Supplied information:
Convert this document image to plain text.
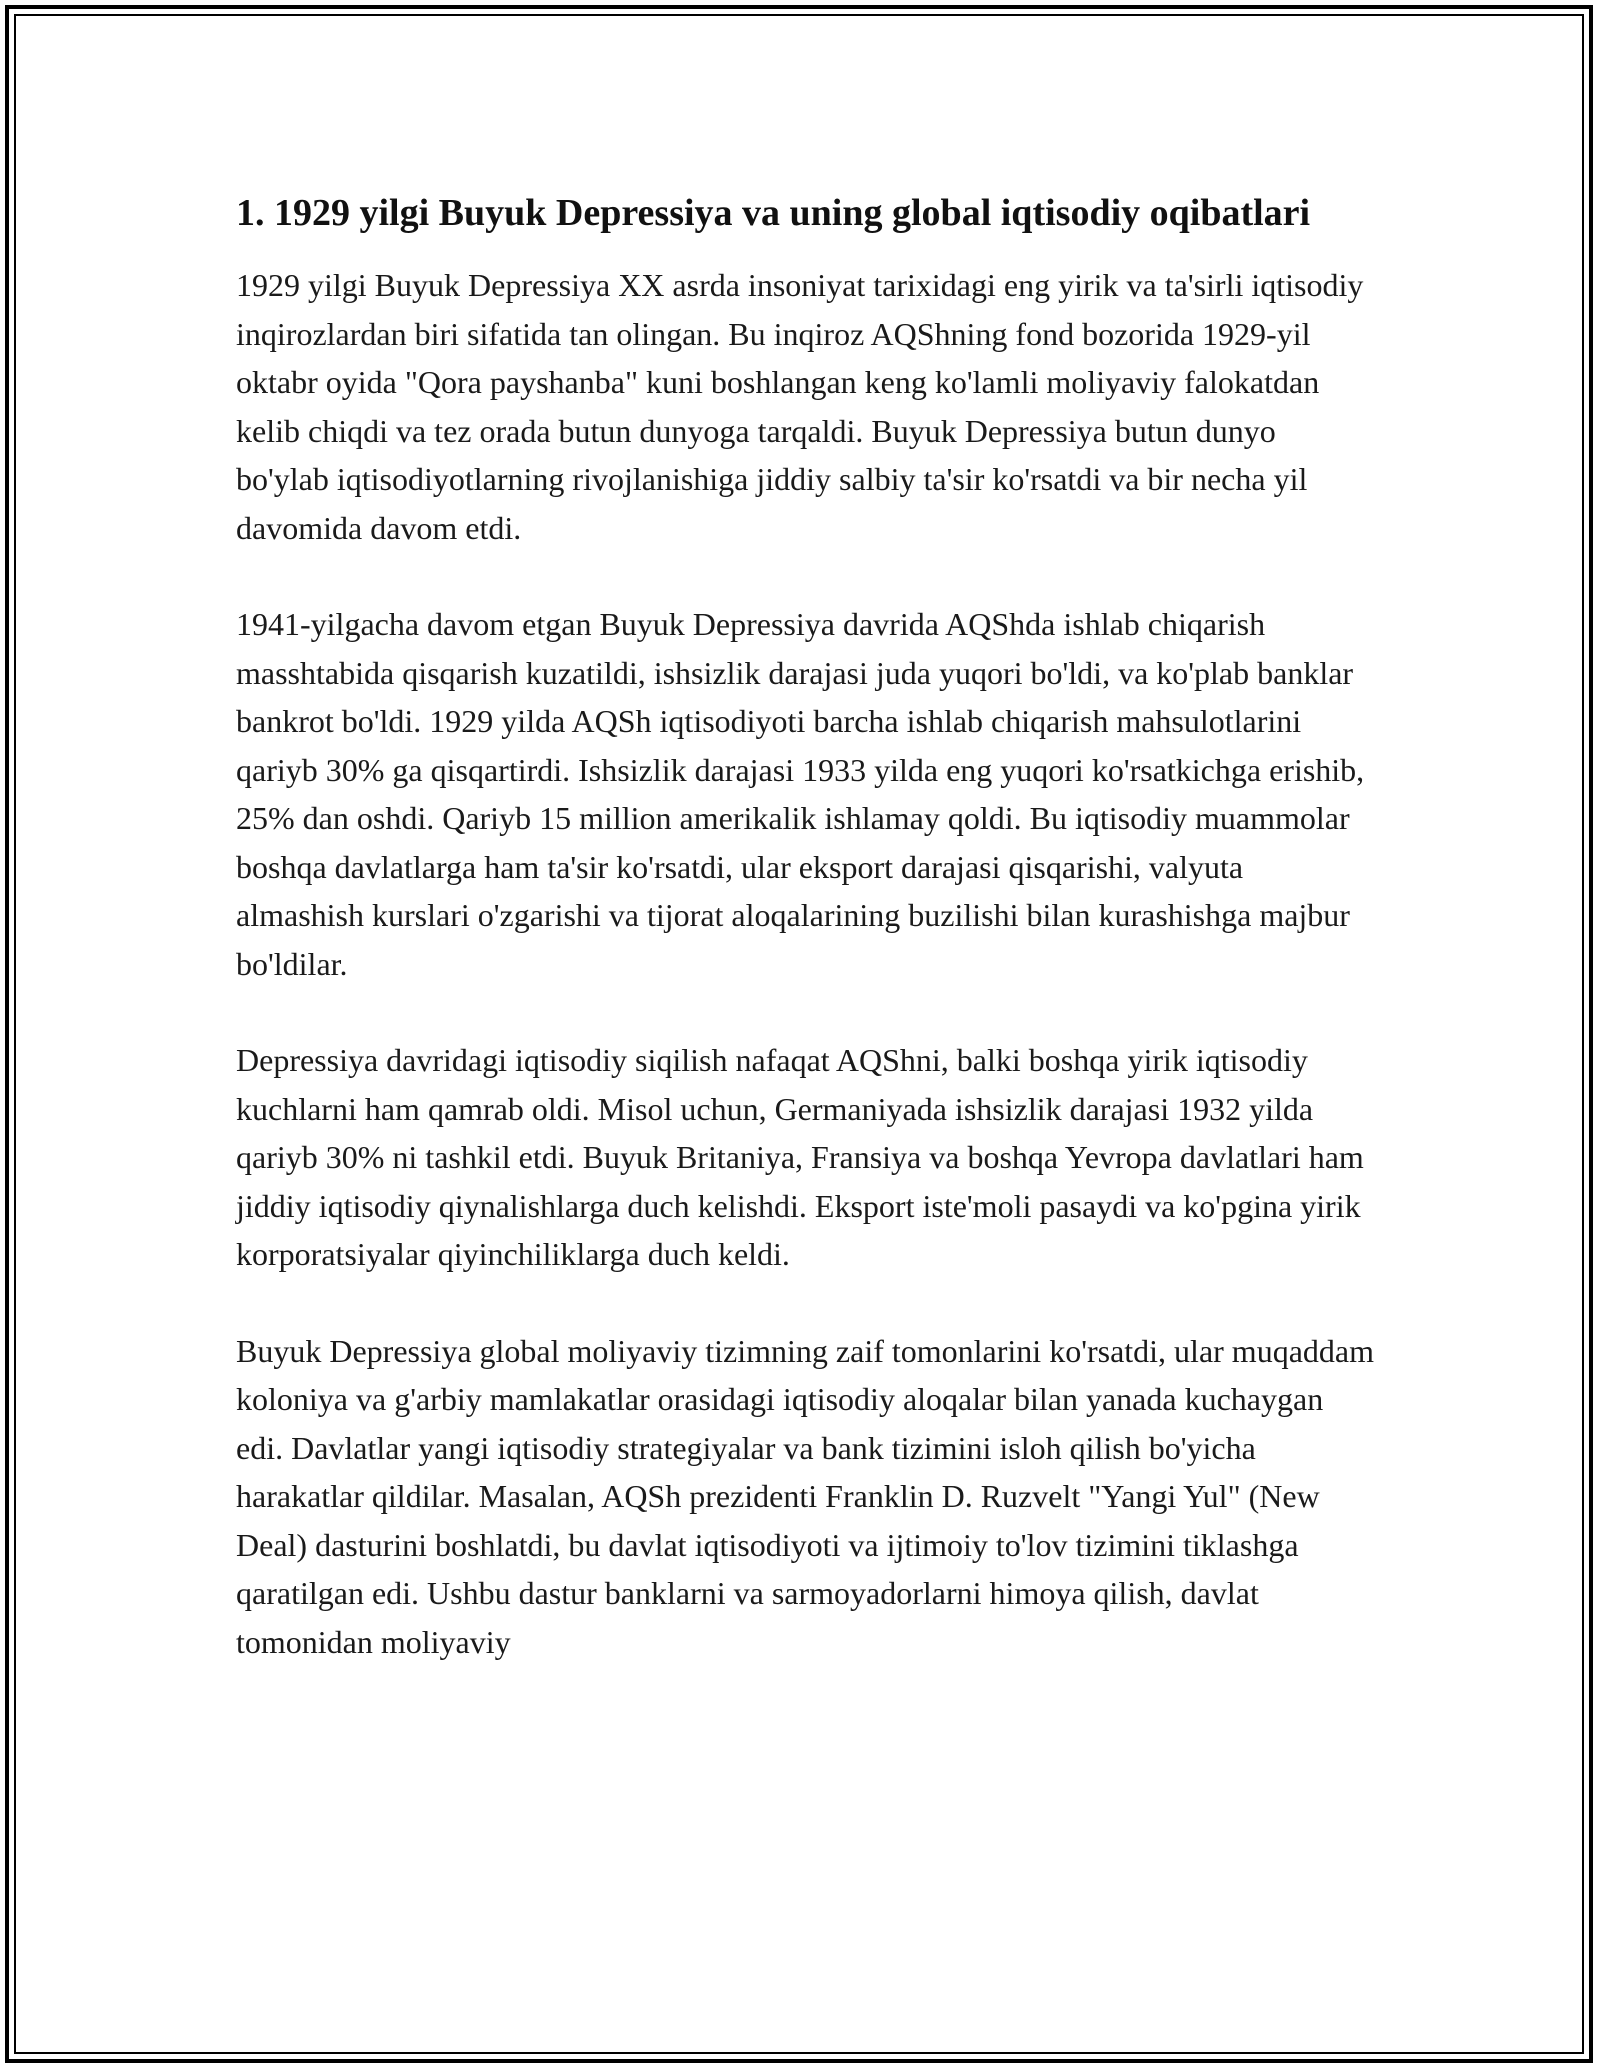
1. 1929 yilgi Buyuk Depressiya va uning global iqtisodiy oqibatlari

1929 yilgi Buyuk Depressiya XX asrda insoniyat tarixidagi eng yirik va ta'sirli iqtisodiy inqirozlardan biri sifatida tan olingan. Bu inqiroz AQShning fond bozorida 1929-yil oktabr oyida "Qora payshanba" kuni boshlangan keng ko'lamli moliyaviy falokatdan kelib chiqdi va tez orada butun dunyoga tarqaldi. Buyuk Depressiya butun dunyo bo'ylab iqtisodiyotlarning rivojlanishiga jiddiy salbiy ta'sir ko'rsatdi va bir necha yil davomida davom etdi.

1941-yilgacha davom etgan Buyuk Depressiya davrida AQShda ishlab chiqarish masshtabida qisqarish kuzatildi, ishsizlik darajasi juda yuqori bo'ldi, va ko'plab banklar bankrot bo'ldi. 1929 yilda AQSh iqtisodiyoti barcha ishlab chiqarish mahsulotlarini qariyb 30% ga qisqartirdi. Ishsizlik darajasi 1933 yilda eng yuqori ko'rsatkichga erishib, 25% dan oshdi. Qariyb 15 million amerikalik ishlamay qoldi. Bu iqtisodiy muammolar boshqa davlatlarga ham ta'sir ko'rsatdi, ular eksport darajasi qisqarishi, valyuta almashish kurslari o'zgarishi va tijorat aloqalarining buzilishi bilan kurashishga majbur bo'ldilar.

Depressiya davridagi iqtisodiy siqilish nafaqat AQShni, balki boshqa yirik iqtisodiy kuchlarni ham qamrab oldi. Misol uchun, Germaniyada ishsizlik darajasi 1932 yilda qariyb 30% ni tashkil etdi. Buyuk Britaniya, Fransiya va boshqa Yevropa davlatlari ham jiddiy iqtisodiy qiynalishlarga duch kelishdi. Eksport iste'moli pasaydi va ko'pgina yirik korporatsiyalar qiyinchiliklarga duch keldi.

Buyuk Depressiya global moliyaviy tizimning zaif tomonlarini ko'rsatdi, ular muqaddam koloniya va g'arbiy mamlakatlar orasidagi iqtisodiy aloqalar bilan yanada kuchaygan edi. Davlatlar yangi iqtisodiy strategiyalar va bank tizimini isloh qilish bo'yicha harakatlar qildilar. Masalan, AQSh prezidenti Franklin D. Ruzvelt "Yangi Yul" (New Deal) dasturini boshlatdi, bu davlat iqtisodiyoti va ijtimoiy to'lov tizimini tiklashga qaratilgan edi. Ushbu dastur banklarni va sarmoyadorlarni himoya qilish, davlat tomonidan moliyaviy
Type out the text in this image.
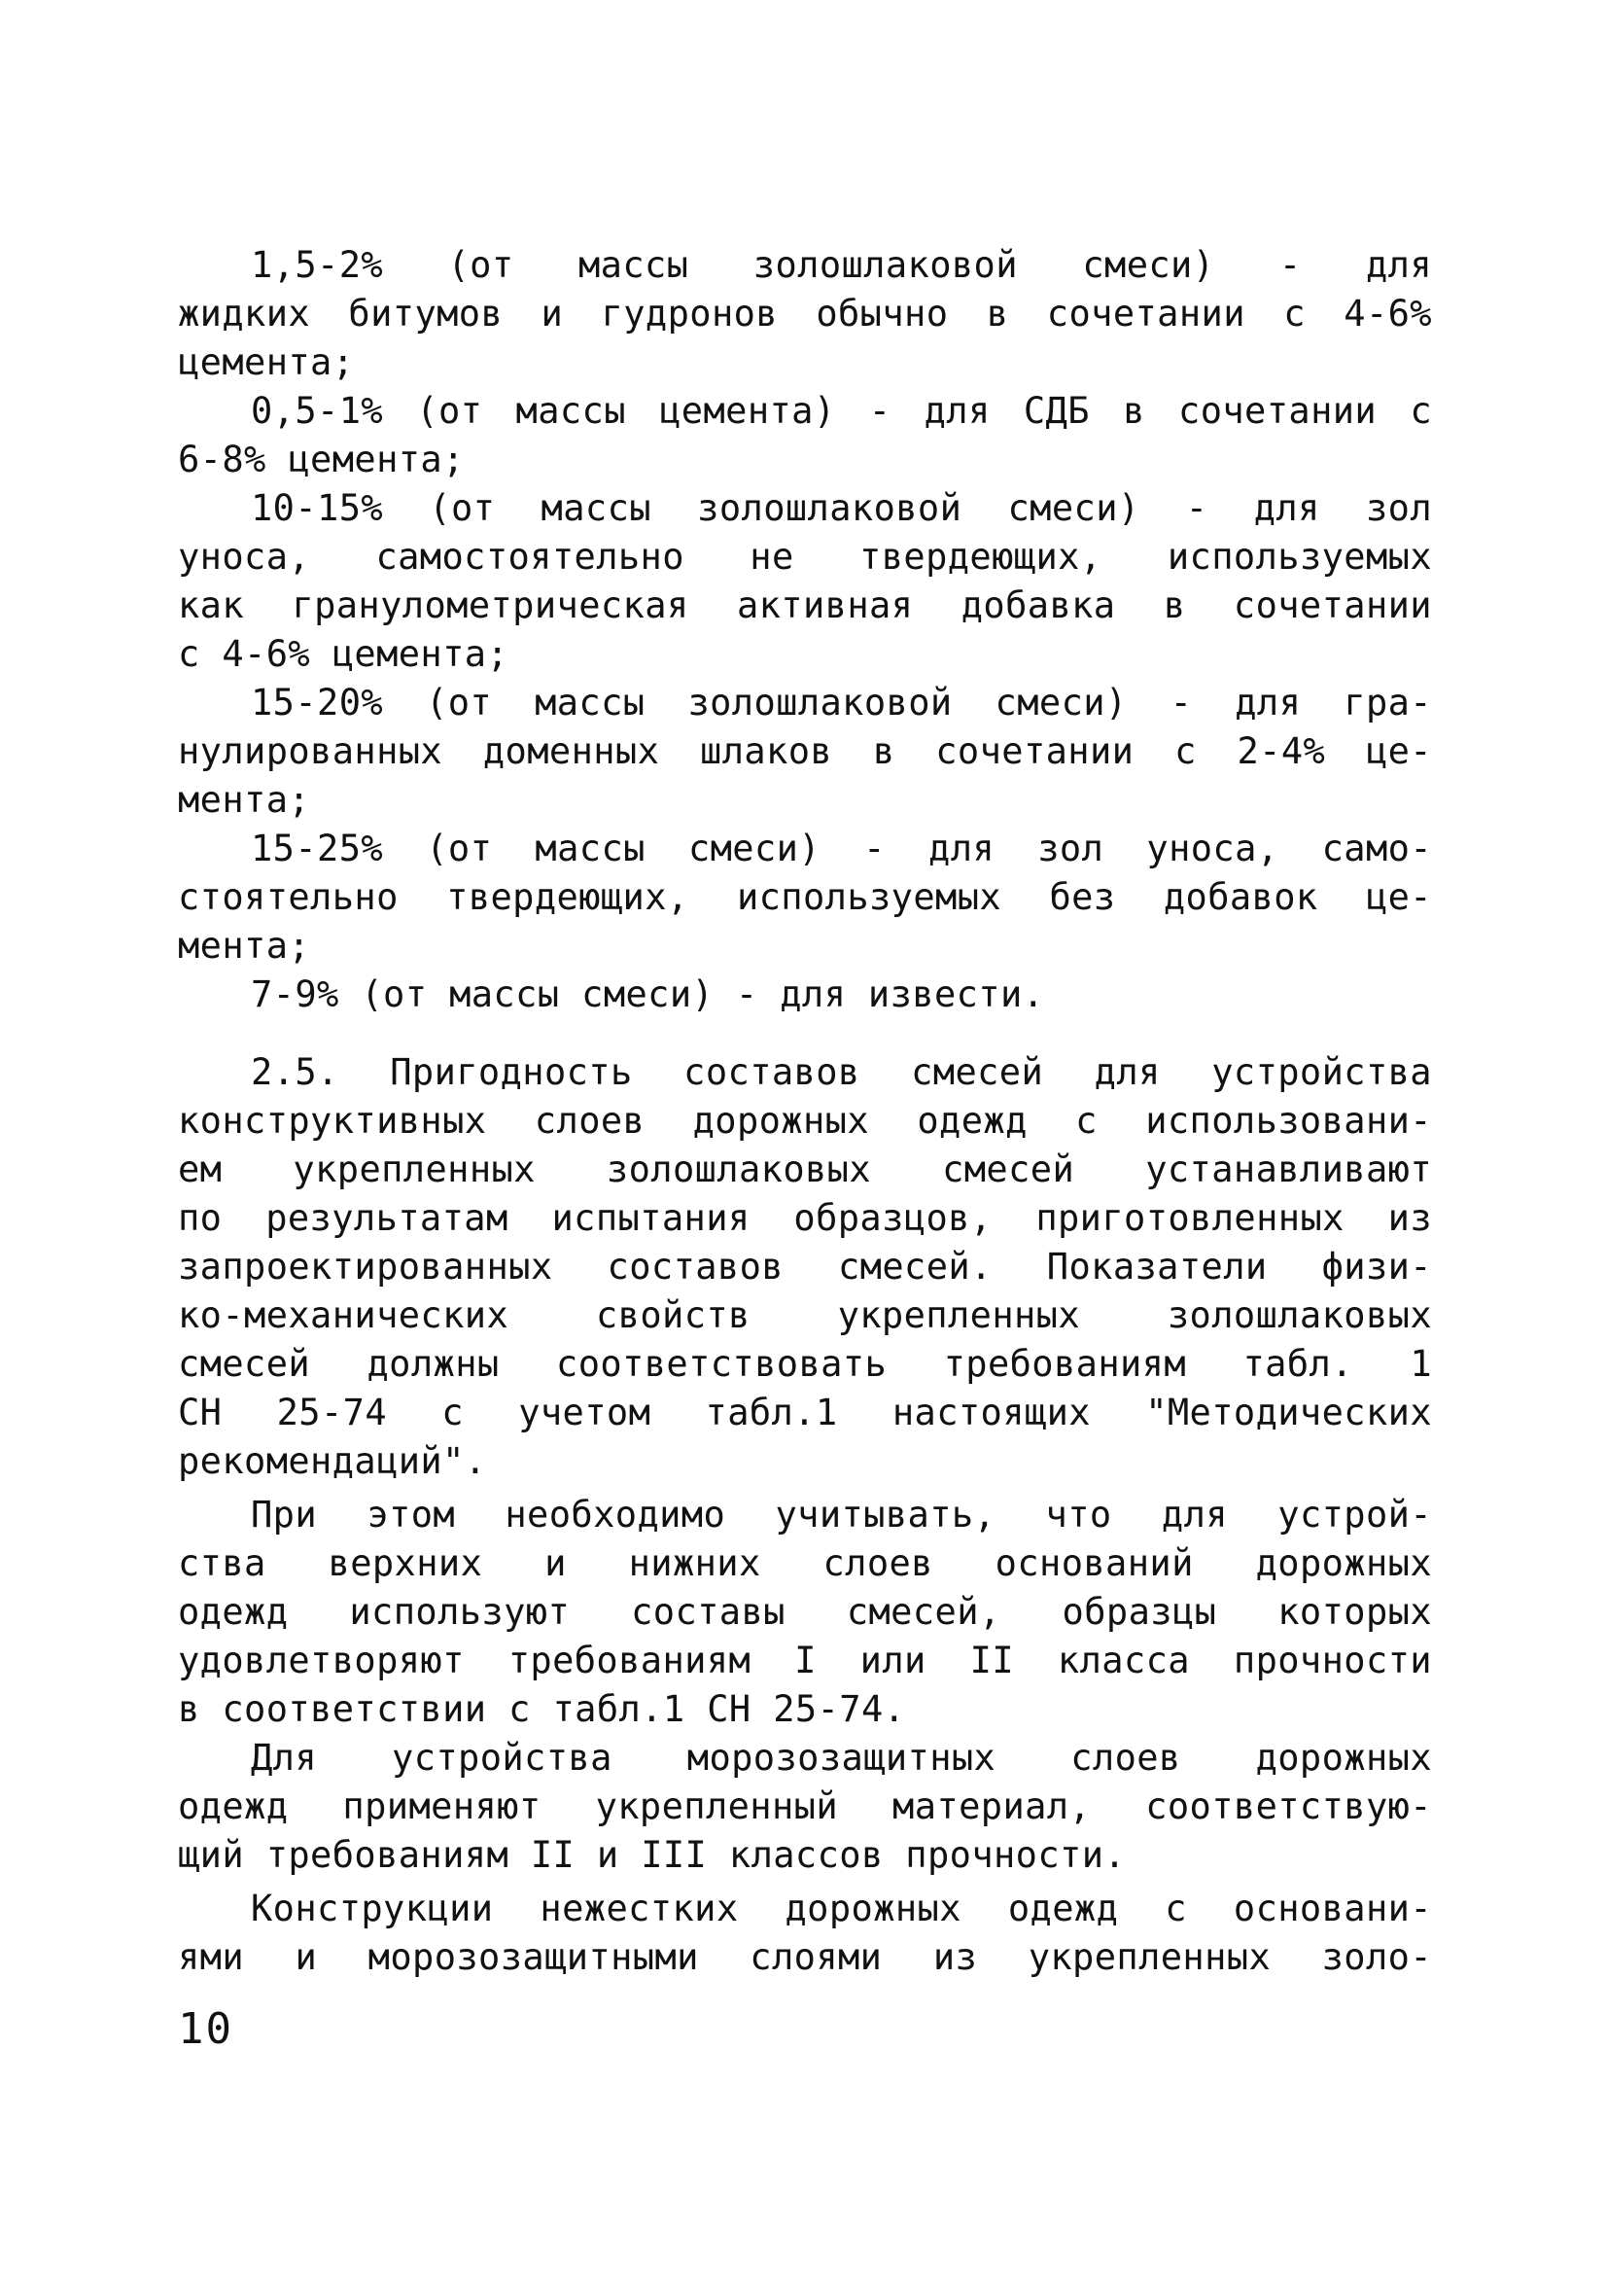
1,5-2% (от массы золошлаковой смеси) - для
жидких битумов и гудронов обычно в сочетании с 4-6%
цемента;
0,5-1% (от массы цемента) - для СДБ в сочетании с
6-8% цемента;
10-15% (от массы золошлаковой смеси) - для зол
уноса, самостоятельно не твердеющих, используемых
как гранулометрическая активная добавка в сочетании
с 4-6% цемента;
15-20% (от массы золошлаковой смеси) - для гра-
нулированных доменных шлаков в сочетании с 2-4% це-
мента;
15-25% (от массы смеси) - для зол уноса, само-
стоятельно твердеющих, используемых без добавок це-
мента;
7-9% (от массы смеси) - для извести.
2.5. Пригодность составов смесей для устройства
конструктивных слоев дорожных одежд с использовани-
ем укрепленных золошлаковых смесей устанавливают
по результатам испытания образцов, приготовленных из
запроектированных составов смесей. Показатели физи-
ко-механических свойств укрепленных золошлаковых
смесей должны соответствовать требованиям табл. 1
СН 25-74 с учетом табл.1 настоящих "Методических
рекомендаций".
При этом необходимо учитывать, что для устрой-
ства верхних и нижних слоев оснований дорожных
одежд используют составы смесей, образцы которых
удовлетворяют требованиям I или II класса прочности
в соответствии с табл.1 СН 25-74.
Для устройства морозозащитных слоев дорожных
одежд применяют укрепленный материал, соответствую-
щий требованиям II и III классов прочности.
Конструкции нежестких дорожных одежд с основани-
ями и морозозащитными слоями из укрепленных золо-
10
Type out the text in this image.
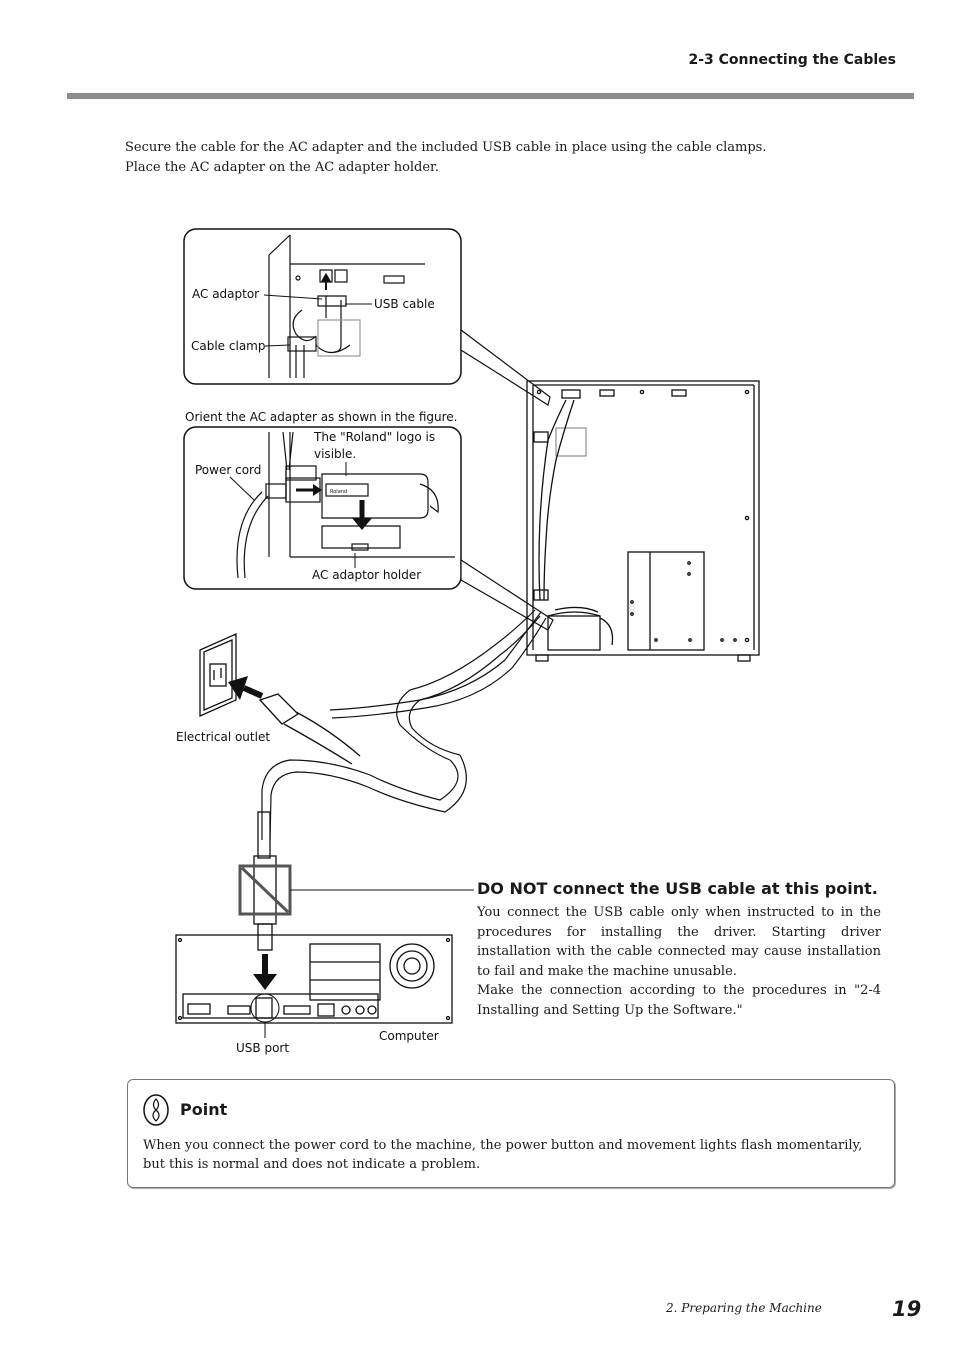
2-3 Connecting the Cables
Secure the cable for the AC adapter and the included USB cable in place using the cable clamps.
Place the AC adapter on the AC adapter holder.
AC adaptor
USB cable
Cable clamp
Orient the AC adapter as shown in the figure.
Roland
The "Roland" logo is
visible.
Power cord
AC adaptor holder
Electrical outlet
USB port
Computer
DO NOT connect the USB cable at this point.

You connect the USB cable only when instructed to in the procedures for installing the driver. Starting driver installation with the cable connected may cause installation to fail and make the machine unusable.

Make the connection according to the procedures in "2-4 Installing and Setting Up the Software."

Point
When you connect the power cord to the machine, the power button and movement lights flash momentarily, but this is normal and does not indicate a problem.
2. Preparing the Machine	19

What to work on: Search the entries for the string "уноса" and collect each line that has it.

Output:
уноса, самостоятельно не твердеющих, используемых
15-25% (от массы смеси) - для зол уноса, само-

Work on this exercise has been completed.